# SUPPLIED PASSAGE start

2010-09-20 Thread Antoni Grzymala
William Hubbs dixit (2010-09-20, 11:16):

 I want to start a new thread since the discussion on openrc is
 centering on whether we should use oldnet, newnet, or keep both.
 
 The drawback I see for newnet is that it does not allow the user to
 control each interface separately, so if you want to cycle one
 interface for some reason, this is not doable in that setup.  I
 agree this is a serious drawback.  Oldnet addresses this by having a
 separate script for each interface.
 
 The thing I do not like about oldnet is the way it handles wifi and
 dynamic interfaces by running dhcpcd and wpa_supplicant on each
 interface instead of running a global instance of them so that they
 can control the interfaces themselves.
 
 On my laptop, I have net.lo in the boot runlevel, and I start
 wpa_supplicant and dhcpcd in the default runlevel.  In that setup,
 there is no need for any net.wlan* interface scriptss, because
 dhcpcd and wpa_supplicant manage everything.

# SUPPLIED PASSAGE end

Repeat the openrc networking post word for word from "I want to start" to "for each interface.".

# LISTED ENTRIES start

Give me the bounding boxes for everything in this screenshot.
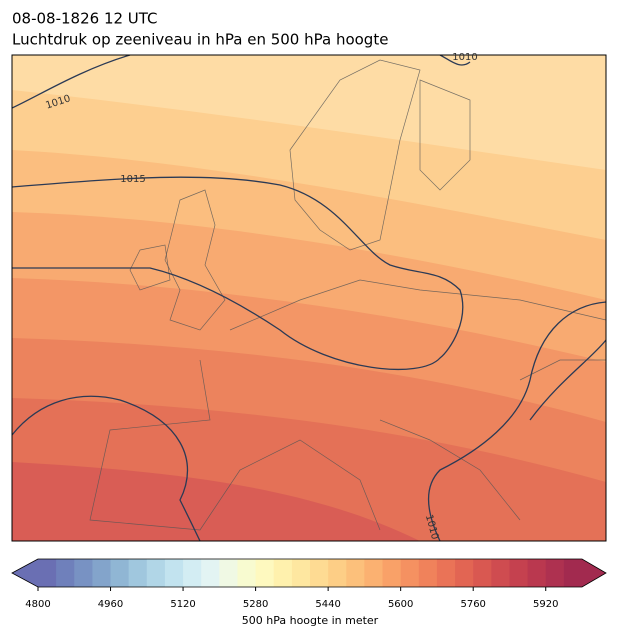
subtitle: Luchtdruk op zeeniveau in hPa en 500 hPa… [12,31,388,49]
colorbar-extend [12,559,38,587]
colorbar-segment [38,559,57,587]
height-band [12,462,420,541]
colorbar-segment [346,559,365,587]
colorbar-tick-label: 4800 [25,599,50,610]
colorbar-segment [473,559,492,587]
colorbar-label: 500 hPa hoogte in meter [242,614,379,627]
isobar [12,55,131,109]
isobar [427,301,606,541]
colorbar-segment [328,559,347,587]
map: 1010 1015 1010 1010 [11,52,607,542]
coastline [129,244,171,291]
colorbar-segment [491,559,510,587]
coastline [89,279,606,531]
colorbar-segment [509,559,529,587]
colorbar-segment [237,559,257,587]
colorbar-segment [56,559,75,587]
colorbar-tick-label: 4960 [98,599,123,610]
colorbar-segment [291,559,311,587]
contour-label: 1010 [452,52,477,63]
colorbar-segment [400,559,420,587]
map-frame [11,54,607,542]
colorbar-segment [382,559,402,587]
isobar [12,395,201,541]
colorbar-extend [582,559,606,587]
colorbar-tick-label: 5920 [533,599,558,610]
colorbar-segment [436,559,456,587]
colorbar-tick-label: 5280 [243,599,268,610]
colorbar-segment [255,559,275,587]
isobar [529,339,606,421]
colorbar-tick-label: 5440 [315,599,340,610]
colorbar-segment [563,559,583,587]
coastline [419,79,471,191]
colorbar-segment [146,559,166,587]
contour-label: 1015 [120,174,145,185]
colorbar-segment [183,559,202,587]
colorbar-tick-label: 5760 [460,599,485,610]
colorbar-tick-label: 5600 [388,599,413,610]
colorbar-segment [219,559,238,587]
colorbar-segment [364,559,384,587]
coastline [289,59,421,251]
colorbar-segment [527,559,547,587]
colorbar-outline [11,558,607,588]
isobar [439,55,471,66]
colorbar-segment [545,559,565,587]
colorbar-segment [74,559,93,587]
colorbar-segment [455,559,474,587]
colorbar-segment [310,559,329,587]
colorbar-segment [128,559,148,587]
colorbar-tick-label: 5120 [170,599,195,610]
colorbar-segment [273,559,293,587]
colorbar-segment [92,559,112,587]
colorbar-segment [418,559,438,587]
colorbar-segment [201,559,220,587]
colorbar-segment [164,559,184,587]
colorbar: 4800 4960 5120 5280 5440 5600 5760 5920 500 hPa … [11,558,607,627]
title: 08-08-1826 12 UTC [12,10,158,28]
colorbar-segment [110,559,130,587]
isobar [12,176,464,371]
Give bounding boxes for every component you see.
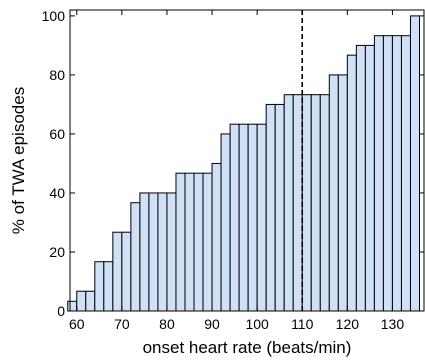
y-tick-label-0: 0: [57, 303, 65, 319]
bar-93: [220, 133, 231, 312]
bar-85: [184, 172, 195, 312]
bar-103: [265, 103, 276, 312]
y-tick-label-60: 60: [49, 126, 65, 142]
bar-99: [247, 123, 258, 312]
bar-63: [85, 290, 96, 312]
bar-119: [337, 74, 348, 312]
y-tick-label-80: 80: [49, 67, 65, 83]
x-tick-label-120: 120: [336, 316, 360, 332]
bar-107: [283, 94, 294, 312]
bar-61: [76, 290, 87, 312]
bar-77: [148, 192, 159, 312]
bar-97: [238, 123, 249, 312]
x-tick-label-70: 70: [114, 316, 130, 332]
bar-73: [130, 202, 141, 312]
bar-81: [166, 192, 177, 312]
x-axis-label: onset heart rate (beats/min): [143, 338, 352, 357]
bar-105: [274, 103, 285, 312]
y-axis-label: % of TWA episodes: [9, 87, 28, 234]
x-tick-label-60: 60: [69, 316, 85, 332]
bar-67: [103, 261, 114, 312]
bar-101: [256, 123, 267, 312]
bar-135: [409, 15, 420, 312]
bar-129: [382, 35, 393, 312]
bar-89: [202, 172, 213, 312]
x-tick-label-90: 90: [204, 316, 220, 332]
x-tick-label-100: 100: [245, 316, 269, 332]
y-tick-label-20: 20: [49, 244, 65, 260]
x-tick-label-80: 80: [159, 316, 175, 332]
bar-133: [400, 35, 411, 312]
bar-79: [157, 192, 168, 312]
bar-121: [346, 54, 357, 312]
bar-131: [391, 35, 402, 312]
bar-83: [175, 172, 186, 312]
bar-65: [94, 261, 105, 312]
plot-frame: [69, 9, 425, 312]
bar-111: [301, 94, 312, 312]
y-axis-ticks: 0 20 40 60 80 100: [42, 8, 424, 319]
bars-group: [67, 15, 420, 312]
bar-113: [310, 94, 321, 312]
bar-75: [139, 192, 150, 312]
bar-127: [373, 35, 384, 312]
bar-123: [355, 44, 366, 312]
bar-117: [328, 74, 339, 312]
bar-59: [67, 300, 78, 312]
y-tick-label-40: 40: [49, 185, 65, 201]
bar-109: [292, 94, 303, 312]
bar-125: [364, 44, 375, 312]
bar-69: [112, 231, 123, 312]
bar-87: [193, 172, 204, 312]
bar-115: [319, 94, 330, 312]
x-tick-label-110: 110: [291, 316, 314, 332]
bar-91: [211, 162, 222, 312]
x-axis-ticks: 60 70 80 90 100 110 120 130: [69, 10, 404, 332]
y-tick-label-100: 100: [42, 8, 66, 24]
bar-71: [121, 231, 132, 312]
x-tick-label-130: 130: [381, 316, 405, 332]
bar-95: [229, 123, 240, 312]
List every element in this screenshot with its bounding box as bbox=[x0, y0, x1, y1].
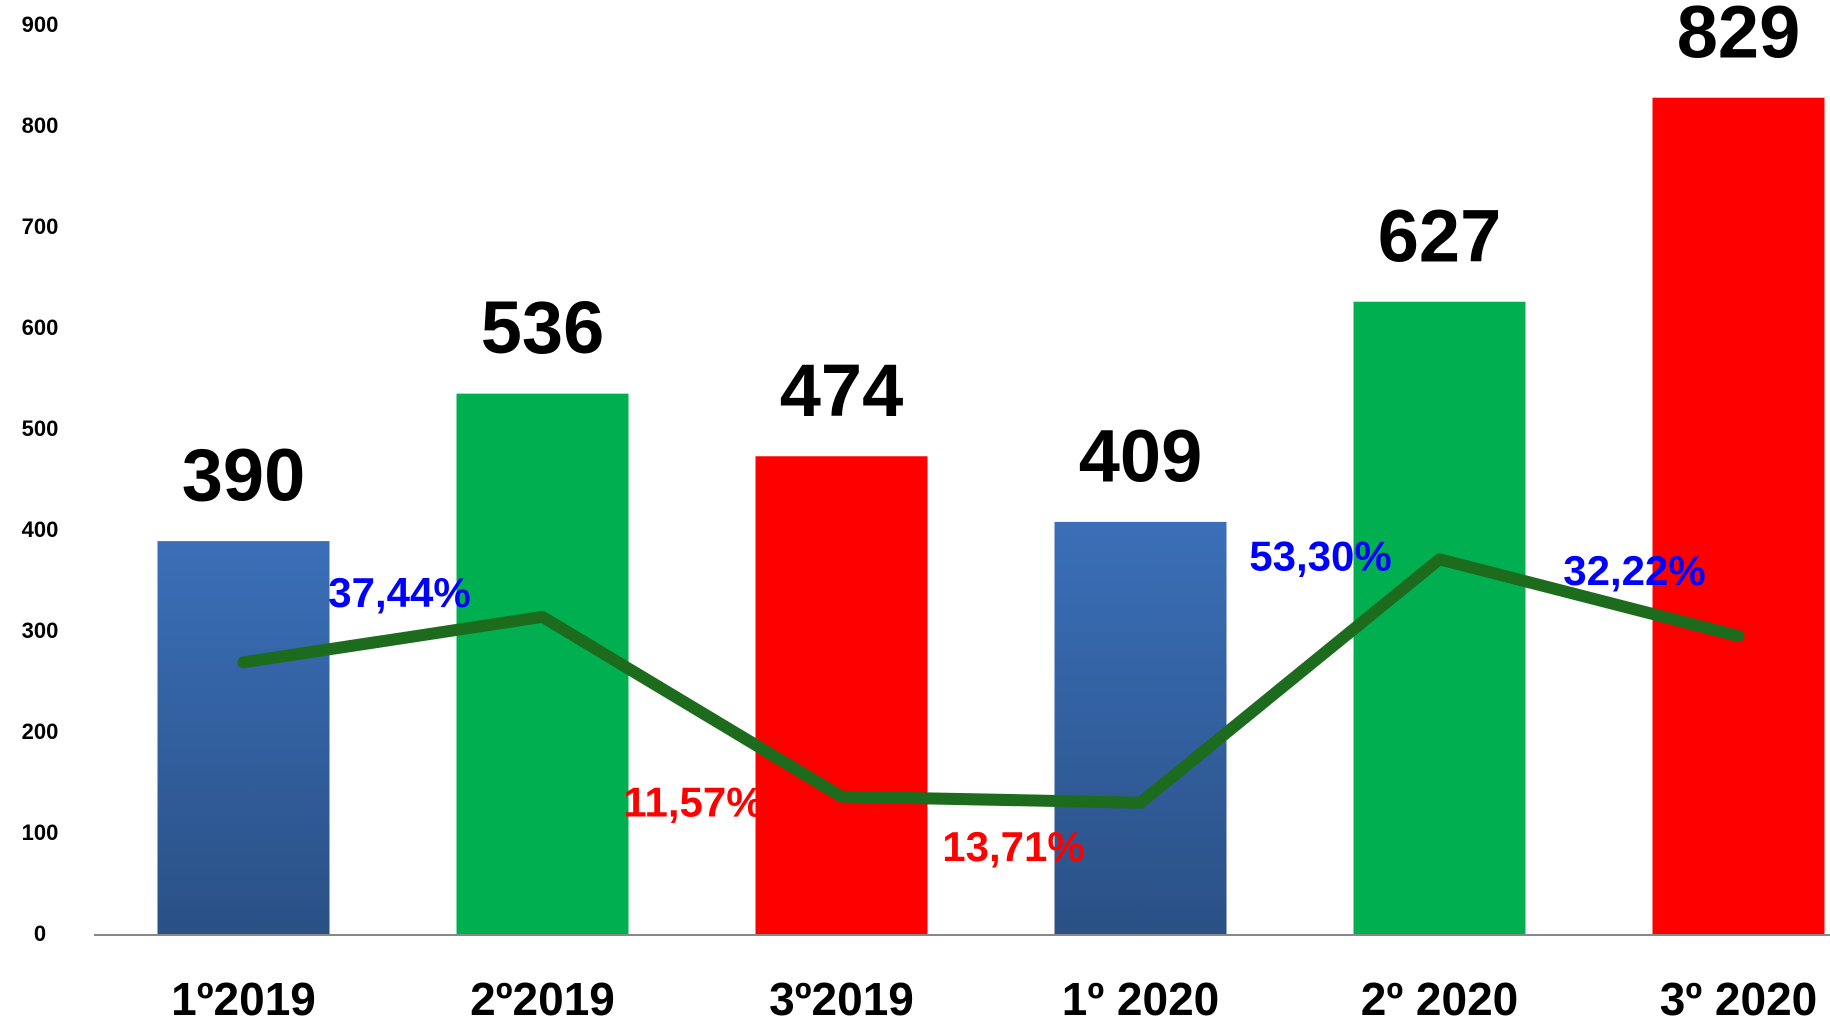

# LISTED ENTRIES end

» THE RESPONSE:
I want to start a new thread since the discussion on openrc is
 centering on whether we should use oldnet, newnet, or keep both.
 
 The drawback I see for newnet is that it does not allow the user to
 control each interface separately, so if you want to cycle one
 interface for some reason, this is not doable in that setup.  I
 agree this is a serious drawback.  Oldnet addresses this by having a
 separate script for each interface.